**YOUR GOAL**
Below are records to repeat exactly. Omit the pictures from the copy.

________

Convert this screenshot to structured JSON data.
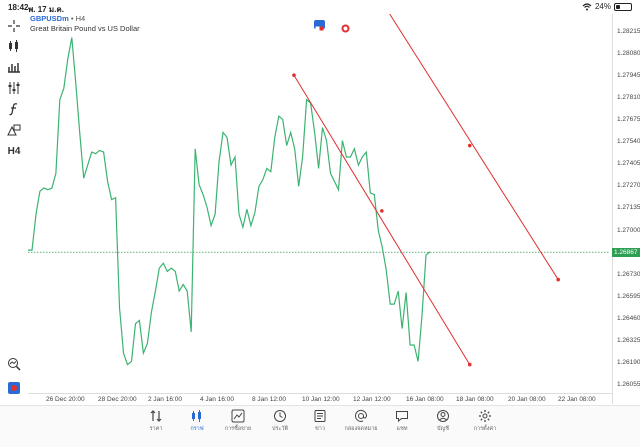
{
  "status": {
    "time": "18:42",
    "date": "พ. 17 ม.ค.",
    "battery": "24%",
    "battery_level": 0.24
  },
  "symbol": {
    "name": "GBPUSDm",
    "timeframe": "• H4",
    "description": "Great Britain Pound vs US Dollar"
  },
  "toolbar": {
    "items": [
      {
        "icon": "crosshair-icon"
      },
      {
        "icon": "candlestick-icon"
      },
      {
        "icon": "bar-chart-icon"
      },
      {
        "icon": "indicators-icon"
      },
      {
        "icon": "function-icon"
      },
      {
        "icon": "objects-icon"
      },
      {
        "label": "H4"
      }
    ]
  },
  "price_axis": {
    "labels": [
      "1.28215",
      "1.28080",
      "1.27945",
      "1.27810",
      "1.27675",
      "1.27540",
      "1.27405",
      "1.27270",
      "1.27135",
      "1.27000",
      "1.26865",
      "1.26730",
      "1.26595",
      "1.26460",
      "1.26325",
      "1.26190",
      "1.26055"
    ],
    "current": "1.26867",
    "current_color": "#2e9e55"
  },
  "time_axis": {
    "labels": [
      "26 Dec 20:00",
      "28 Dec 20:00",
      "2 Jan 16:00",
      "4 Jan 16:00",
      "8 Jan 12:00",
      "10 Jan 12:00",
      "12 Jan 12:00",
      "16 Jan 08:00",
      "18 Jan 08:00",
      "20 Jan 08:00",
      "22 Jan 08:00"
    ]
  },
  "chart_data": {
    "type": "line",
    "series": [
      {
        "color": "#3cb371",
        "values": [
          1.2688,
          1.2688,
          1.271,
          1.2724,
          1.2726,
          1.2725,
          1.2726,
          1.2735,
          1.278,
          1.2787,
          1.2805,
          1.2818,
          1.279,
          1.276,
          1.2732,
          1.274,
          1.2748,
          1.2747,
          1.2749,
          1.2748,
          1.273,
          1.2719,
          1.272,
          1.2653,
          1.2625,
          1.2618,
          1.262,
          1.2643,
          1.2645,
          1.2625,
          1.2631,
          1.265,
          1.2663,
          1.2677,
          1.268,
          1.2675,
          1.2677,
          1.2675,
          1.2663,
          1.2667,
          1.2663,
          1.2638,
          1.275,
          1.2728,
          1.2722,
          1.2714,
          1.2703,
          1.271,
          1.2742,
          1.276,
          1.2757,
          1.274,
          1.2745,
          1.271,
          1.2702,
          1.2713,
          1.2703,
          1.2711,
          1.2727,
          1.2731,
          1.2738,
          1.2736,
          1.2757,
          1.277,
          1.2768,
          1.2752,
          1.276,
          1.275,
          1.2727,
          1.2745,
          1.278,
          1.2778,
          1.276,
          1.2738,
          1.2763,
          1.2755,
          1.2735,
          1.273,
          1.2725,
          1.2755,
          1.2745,
          1.2745,
          1.275,
          1.274,
          1.2745,
          1.2748,
          1.2723,
          1.2722,
          1.27,
          1.269,
          1.2676,
          1.2655,
          1.2655,
          1.2663,
          1.264,
          1.2662,
          1.263,
          1.263,
          1.262,
          1.2648,
          1.2685,
          1.2687
        ]
      }
    ],
    "trendlines": [
      {
        "color": "#e03030",
        "from": {
          "x": 0.457,
          "y": 1.2795
        },
        "mid": {
          "x": 0.608,
          "y": 1.2712
        },
        "to": {
          "x": 0.759,
          "y": 1.2618
        }
      },
      {
        "color": "#e03030",
        "from": {
          "x": 0.608,
          "y": 1.284
        },
        "mid": {
          "x": 0.759,
          "y": 1.2752
        },
        "to": {
          "x": 0.911,
          "y": 1.267
        }
      }
    ],
    "ylim": [
      1.26,
      1.283
    ],
    "grid": false
  },
  "tabs": [
    {
      "label": "ราคา",
      "icon": "quotes-icon"
    },
    {
      "label": "กราฟ",
      "icon": "chart-icon",
      "active": true
    },
    {
      "label": "การซื้อขาย",
      "icon": "trade-icon"
    },
    {
      "label": "ประวัติ",
      "icon": "history-icon"
    },
    {
      "label": "ข่าว",
      "icon": "news-icon"
    },
    {
      "label": "กล่องจดหมาย",
      "icon": "mailbox-icon"
    },
    {
      "label": "แชท",
      "icon": "chat-icon"
    },
    {
      "label": "บัญชี",
      "icon": "account-icon"
    },
    {
      "label": "การตั้งค่า",
      "icon": "settings-icon"
    }
  ]
}
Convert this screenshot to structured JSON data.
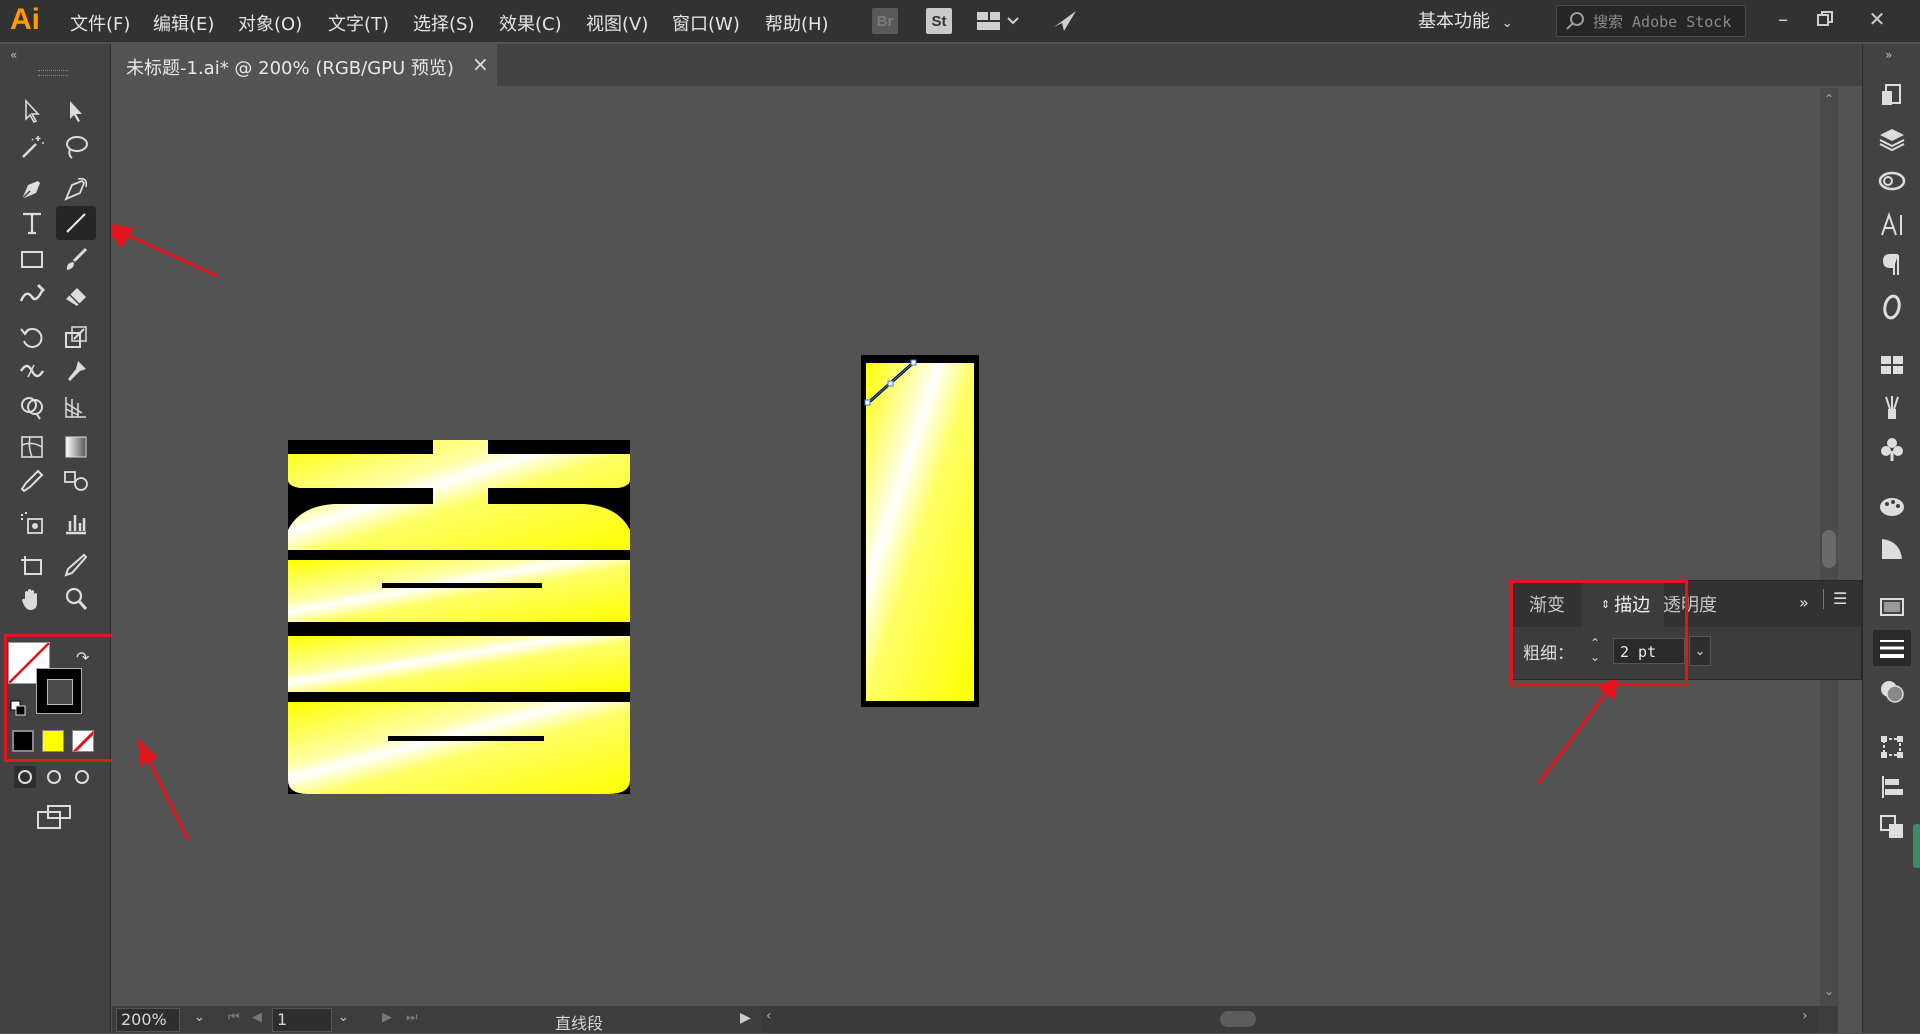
{
  "app": {
    "logo": "Ai"
  },
  "menu": [
    "文件(F)",
    "编辑(E)",
    "对象(O)",
    "文字(T)",
    "选择(S)",
    "效果(C)",
    "视图(V)",
    "窗口(W)",
    "帮助(H)"
  ],
  "menubar_buttons": {
    "bridge": "Br",
    "stock": "St"
  },
  "workspace": {
    "label": "基本功能"
  },
  "search": {
    "placeholder": "搜索 Adobe Stock"
  },
  "document": {
    "tab_title": "未标题-1.ai* @ 200% (RGB/GPU 预览)",
    "close": "×"
  },
  "stroke_panel": {
    "tabs": [
      "渐变",
      "描边",
      "透明度"
    ],
    "active_tab": "描边",
    "weight_label": "粗细：",
    "weight_value": "2 pt"
  },
  "status": {
    "zoom": "200%",
    "artboard": "1",
    "tool_name": "直线段"
  },
  "colors": {
    "accent_red": "#e3141d",
    "fill_yellow": "#ffff00",
    "logo_orange": "#ff9a00"
  },
  "toolbar_icons": [
    "selection-tool-icon",
    "direct-selection-tool-icon",
    "magic-wand-tool-icon",
    "lasso-tool-icon",
    "pen-tool-icon",
    "curvature-tool-icon",
    "type-tool-icon",
    "line-segment-tool-icon",
    "rectangle-tool-icon",
    "paintbrush-tool-icon",
    "shaper-tool-icon",
    "eraser-tool-icon",
    "rotate-tool-icon",
    "scale-tool-icon",
    "width-tool-icon",
    "puppet-warp-tool-icon",
    "shape-builder-tool-icon",
    "perspective-grid-tool-icon",
    "mesh-tool-icon",
    "gradient-tool-icon",
    "eyedropper-tool-icon",
    "blend-tool-icon",
    "symbol-sprayer-tool-icon",
    "column-graph-tool-icon",
    "artboard-tool-icon",
    "slice-tool-icon",
    "hand-tool-icon",
    "zoom-tool-icon"
  ]
}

________

**ANSWER TO THE TASK**
Convert this screenshot to structured JSON data.
{
  "status": {
    "time": "18:42",
    "date": "พ. 17 ม.ค.",
    "battery": "24%",
    "battery_level": 0.24
  },
  "symbol": {
    "name": "GBPUSDm",
    "timeframe": "• H4",
    "description": "Great Britain Pound vs US Dollar"
  },
  "toolbar": {
    "items": [
      {
        "icon": "crosshair-icon"
      },
      {
        "icon": "candlestick-icon"
      },
      {
        "icon": "bar-chart-icon"
      },
      {
        "icon": "indicators-icon"
      },
      {
        "icon": "function-icon"
      },
      {
        "icon": "objects-icon"
      },
      {
        "label": "H4"
      }
    ]
  },
  "price_axis": {
    "labels": [
      "1.28215",
      "1.28080",
      "1.27945",
      "1.27810",
      "1.27675",
      "1.27540",
      "1.27405",
      "1.27270",
      "1.27135",
      "1.27000",
      "1.26865",
      "1.26730",
      "1.26595",
      "1.26460",
      "1.26325",
      "1.26190",
      "1.26055"
    ],
    "current": "1.26867",
    "current_color": "#2e9e55"
  },
  "time_axis": {
    "labels": [
      "26 Dec 20:00",
      "28 Dec 20:00",
      "2 Jan 16:00",
      "4 Jan 16:00",
      "8 Jan 12:00",
      "10 Jan 12:00",
      "12 Jan 12:00",
      "16 Jan 08:00",
      "18 Jan 08:00",
      "20 Jan 08:00",
      "22 Jan 08:00"
    ]
  },
  "chart_data": {
    "type": "line",
    "series": [
      {
        "color": "#3cb371",
        "values": [
          1.2688,
          1.2688,
          1.271,
          1.2724,
          1.2726,
          1.2725,
          1.2726,
          1.2735,
          1.278,
          1.2787,
          1.2805,
          1.2818,
          1.279,
          1.276,
          1.2732,
          1.274,
          1.2748,
          1.2747,
          1.2749,
          1.2748,
          1.273,
          1.2719,
          1.272,
          1.2653,
          1.2625,
          1.2618,
          1.262,
          1.2643,
          1.2645,
          1.2625,
          1.2631,
          1.265,
          1.2663,
          1.2677,
          1.268,
          1.2675,
          1.2677,
          1.2675,
          1.2663,
          1.2667,
          1.2663,
          1.2638,
          1.275,
          1.2728,
          1.2722,
          1.2714,
          1.2703,
          1.271,
          1.2742,
          1.276,
          1.2757,
          1.274,
          1.2745,
          1.271,
          1.2702,
          1.2713,
          1.2703,
          1.2711,
          1.2727,
          1.2731,
          1.2738,
          1.2736,
          1.2757,
          1.277,
          1.2768,
          1.2752,
          1.276,
          1.275,
          1.2727,
          1.2745,
          1.278,
          1.2778,
          1.276,
          1.2738,
          1.2763,
          1.2755,
          1.2735,
          1.273,
          1.2725,
          1.2755,
          1.2745,
          1.2745,
          1.275,
          1.274,
          1.2745,
          1.2748,
          1.2723,
          1.2722,
          1.27,
          1.269,
          1.2676,
          1.2655,
          1.2655,
          1.2663,
          1.264,
          1.2662,
          1.263,
          1.263,
          1.262,
          1.2648,
          1.2685,
          1.2687
        ]
      }
    ],
    "trendlines": [
      {
        "color": "#e03030",
        "from": {
          "x": 0.457,
          "y": 1.2795
        },
        "mid": {
          "x": 0.608,
          "y": 1.2712
        },
        "to": {
          "x": 0.759,
          "y": 1.2618
        }
      },
      {
        "color": "#e03030",
        "from": {
          "x": 0.608,
          "y": 1.284
        },
        "mid": {
          "x": 0.759,
          "y": 1.2752
        },
        "to": {
          "x": 0.911,
          "y": 1.267
        }
      }
    ],
    "ylim": [
      1.26,
      1.283
    ],
    "grid": false
  },
  "tabs": [
    {
      "label": "ราคา",
      "icon": "quotes-icon"
    },
    {
      "label": "กราฟ",
      "icon": "chart-icon",
      "active": true
    },
    {
      "label": "การซื้อขาย",
      "icon": "trade-icon"
    },
    {
      "label": "ประวัติ",
      "icon": "history-icon"
    },
    {
      "label": "ข่าว",
      "icon": "news-icon"
    },
    {
      "label": "กล่องจดหมาย",
      "icon": "mailbox-icon"
    },
    {
      "label": "แชท",
      "icon": "chat-icon"
    },
    {
      "label": "บัญชี",
      "icon": "account-icon"
    },
    {
      "label": "การตั้งค่า",
      "icon": "settings-icon"
    }
  ]
}
Convert this screenshot to structured JSON data.
{
  "app": {
    "logo": "Ai"
  },
  "menu": [
    "文件(F)",
    "编辑(E)",
    "对象(O)",
    "文字(T)",
    "选择(S)",
    "效果(C)",
    "视图(V)",
    "窗口(W)",
    "帮助(H)"
  ],
  "menubar_buttons": {
    "bridge": "Br",
    "stock": "St"
  },
  "workspace": {
    "label": "基本功能"
  },
  "search": {
    "placeholder": "搜索 Adobe Stock"
  },
  "document": {
    "tab_title": "未标题-1.ai* @ 200% (RGB/GPU 预览)",
    "close": "×"
  },
  "stroke_panel": {
    "tabs": [
      "渐变",
      "描边",
      "透明度"
    ],
    "active_tab": "描边",
    "weight_label": "粗细：",
    "weight_value": "2 pt"
  },
  "status": {
    "zoom": "200%",
    "artboard": "1",
    "tool_name": "直线段"
  },
  "colors": {
    "accent_red": "#e3141d",
    "fill_yellow": "#ffff00",
    "logo_orange": "#ff9a00"
  },
  "toolbar_icons": [
    "selection-tool-icon",
    "direct-selection-tool-icon",
    "magic-wand-tool-icon",
    "lasso-tool-icon",
    "pen-tool-icon",
    "curvature-tool-icon",
    "type-tool-icon",
    "line-segment-tool-icon",
    "rectangle-tool-icon",
    "paintbrush-tool-icon",
    "shaper-tool-icon",
    "eraser-tool-icon",
    "rotate-tool-icon",
    "scale-tool-icon",
    "width-tool-icon",
    "puppet-warp-tool-icon",
    "shape-builder-tool-icon",
    "perspective-grid-tool-icon",
    "mesh-tool-icon",
    "gradient-tool-icon",
    "eyedropper-tool-icon",
    "blend-tool-icon",
    "symbol-sprayer-tool-icon",
    "column-graph-tool-icon",
    "artboard-tool-icon",
    "slice-tool-icon",
    "hand-tool-icon",
    "zoom-tool-icon"
  ]
}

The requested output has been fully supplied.